_Given entries:_

-- BEGIN --

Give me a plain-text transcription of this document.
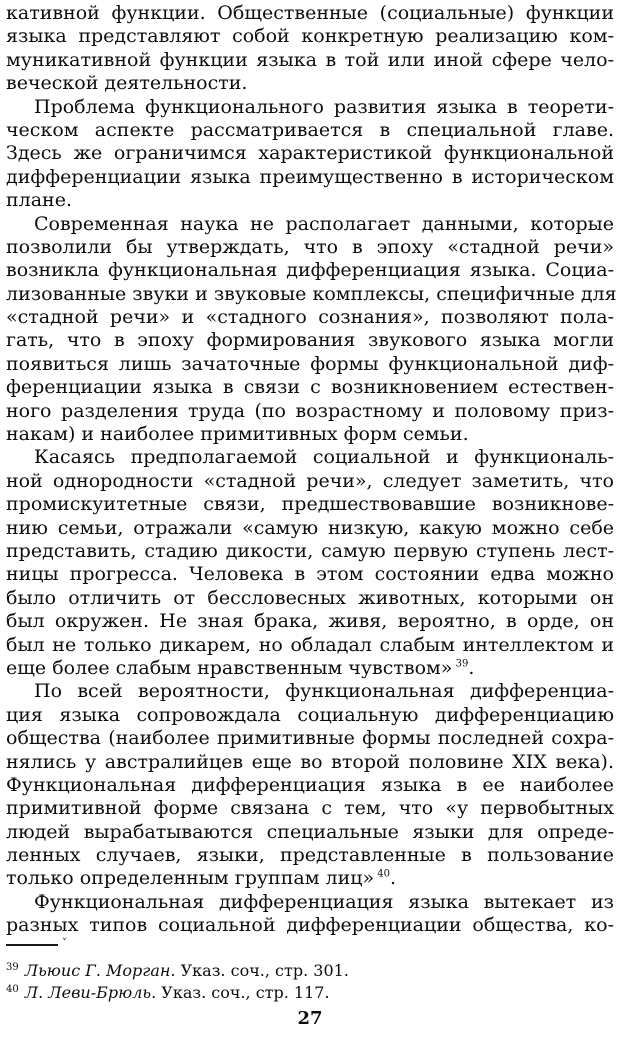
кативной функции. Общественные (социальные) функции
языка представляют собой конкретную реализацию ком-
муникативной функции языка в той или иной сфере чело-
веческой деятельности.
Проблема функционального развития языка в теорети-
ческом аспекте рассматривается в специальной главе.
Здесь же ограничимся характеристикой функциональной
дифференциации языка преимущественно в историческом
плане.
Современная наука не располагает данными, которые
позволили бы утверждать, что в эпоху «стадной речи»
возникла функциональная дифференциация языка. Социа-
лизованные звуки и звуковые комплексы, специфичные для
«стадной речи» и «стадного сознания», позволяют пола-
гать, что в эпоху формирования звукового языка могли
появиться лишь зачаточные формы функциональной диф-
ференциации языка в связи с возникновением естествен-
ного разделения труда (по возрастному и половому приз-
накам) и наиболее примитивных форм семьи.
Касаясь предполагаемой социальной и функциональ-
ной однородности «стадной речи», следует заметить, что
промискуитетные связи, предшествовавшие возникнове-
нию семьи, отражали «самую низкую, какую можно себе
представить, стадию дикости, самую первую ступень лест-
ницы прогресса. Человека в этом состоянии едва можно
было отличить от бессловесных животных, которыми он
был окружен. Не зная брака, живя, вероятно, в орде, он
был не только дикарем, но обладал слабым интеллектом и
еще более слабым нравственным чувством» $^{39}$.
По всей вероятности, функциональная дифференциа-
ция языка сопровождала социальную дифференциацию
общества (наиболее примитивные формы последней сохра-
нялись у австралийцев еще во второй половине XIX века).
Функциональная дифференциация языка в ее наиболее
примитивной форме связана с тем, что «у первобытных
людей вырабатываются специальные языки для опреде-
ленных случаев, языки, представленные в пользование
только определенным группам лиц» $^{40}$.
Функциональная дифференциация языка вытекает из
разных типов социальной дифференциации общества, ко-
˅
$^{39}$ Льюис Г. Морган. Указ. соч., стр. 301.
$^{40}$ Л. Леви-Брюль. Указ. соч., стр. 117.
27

-- END --

_To be done:_
Which lines hold the word "стадной"? Return all of them from the records above.

_Task response:_
позволили бы утверждать, что в эпоху «стадной речи»
«стадной речи» и «стадного сознания», позволяют пола-
ной однородности «стадной речи», следует заметить, что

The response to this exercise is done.